Excerpt provided
Question

Can anyone explain how to find the equation of a circle and how to complete a square

Answer 1

@inkyvoid

Answer 2

@inkyvoyd

Answer 3

So, basically with the equation you were given earlier you need to know how to complete the square in order to write it in a form that you'll be able to find the equation of a circle. So to begin you'll want to learn how to complete the square.

Answer 4

now, generally speaking when we first learn how to complete the square it's in the context of quadratic equations and quadratic functions, which happen to be parabolas and not circles. But, for any conic section (parabola, ellipse, circle, hyperbola), you'll find completing the square generally a useful method to rearrange terms of the equation into a standard (canonical) form that makes it easy to tell certain things about the conic - say, the vertex, or foci, or directrix, radius, etc.

Answer 5

Completing the square is especially helpful for solving quadratic equations; in fact, it's more or less the first way the method is utilized. It's probably most helpful for an intuitive understanding of what's going on with any quadratic termed equation, and why it's done...

Answer 6

To try not to confuse you, I'll start with an example with only x terms. This isn't a circle (it would be a parabola), but the process for a circle is pretty straightforward as you just do it twice.

Answer 7

so, let's look at solving the equation
\(0=x^2-2x-8\)

Requirements
1. According to the forum thread on completing the square, why is completing the square useful for conic sections? Explain in one to three sentences.
2. Which four conic sections does the forum thread on completing the square name?
3. Write the next part of the forum thread on completing the square, picking up after its last line.
The lines after this forum thread are separate material.

Dataset excerpt
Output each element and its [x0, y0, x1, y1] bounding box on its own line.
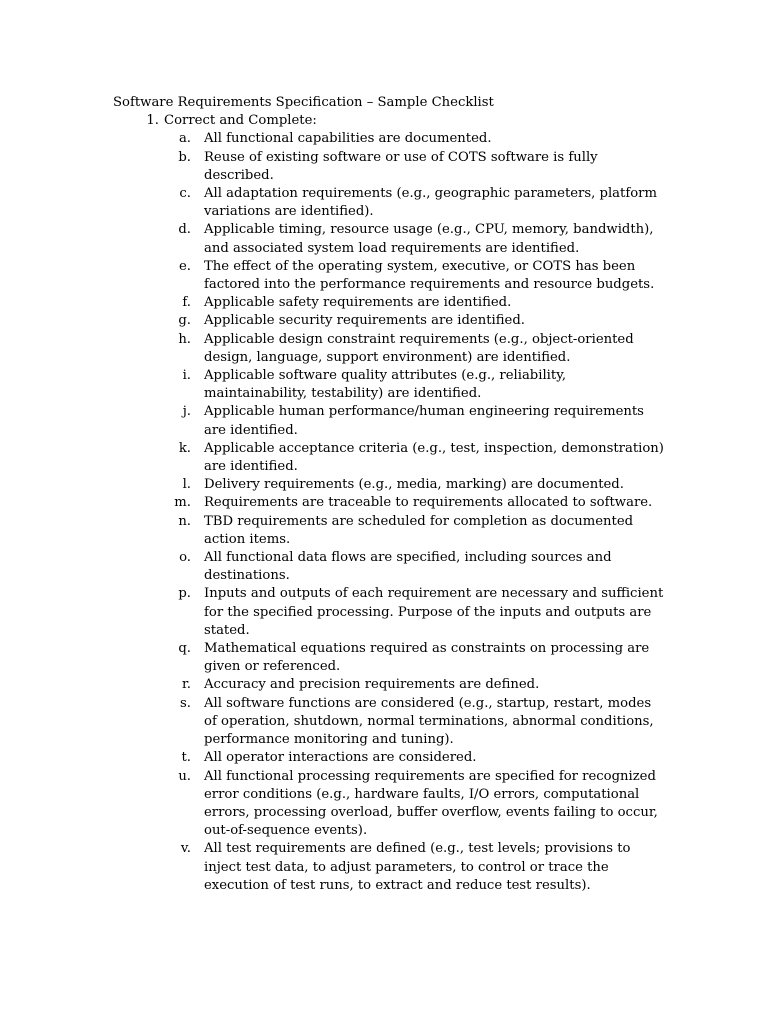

Expected outputs
1. Completing the square rearranges the terms of a conic section's equation into a standard, or canonical, form. That form makes it easy to tell certain things about the conic, such as its vertex, foci, directrix, or radius.

2. Parabola, ellipse, circle, and hyperbola.

3.
Now, you've probably been taught to factor it, with -4 and 2, but let's look at another way to think about the problem.
Normally when we have a very basic equation, say \(x^2=4\), we can just take the square root of both sides and get \(x=\pm 2\). We have a problem when trying to take the square root of \(0=x^2-2x-8\) though. We don't really know what that looks like.

Answer 8

Here's the thing though. What if we rewrote the equation in the form \((x-a)^2=0\)? Then we could just take the square root of both sides and our equation would be solved... There is a problem with this though; I'll show you. Let's solve this equation and see what we get:
\(x-a=\pm 0\) -> \(x=a\) Well, this kind of equation only has a single solution, despite being a quadratic. You probably know a quadratic can have either 2 solutions that are real, 1 solution that is repeated (this case), or two complex solutions... In either case, our hypothetical rewriting of our equation is impossible because our original equation has two solutions and our current one only has one. So, we'll need to make things slightly more complicated. It turns out that the model \((x-a)^2=b\) works. Let's take a look why:
\((x-a)^2=b\) -> \((x-a)=\pm \sqrt{b}\) -> \(x=a \pm \sqrt{b}\). So we have two solutions; \(a+\sqrt{b}\) and \(a-\sqrt{b}\). Of course, now the problem is to find what a and b are, and roughly, that is what completing the square does.

Answer 9

the easiest way to get an idea of how to do this is to simply expand our left hand side of \((x-a)^2=b\)... we get \(x^2-2ax+a^2=b\). Now it's important to note what variables are constants and which ones are not. Keep in mind that any time we have a constant a or b, it is technically just another number. x, is also "another number", but we don't know what it is, and in particular, we're trying to solve for it. So we expect the a's and b's to become more complicated and the x term to eventually work out to just be x=blah.

Answer 10

So if we rearrange the terms it turns out that that we'll get \(x^2-2ax+a^2-b=0\). Indeed, this is a quadratic equation in the same form as our original example \(x^2-2x-8=0\).
How do we solve for a and b?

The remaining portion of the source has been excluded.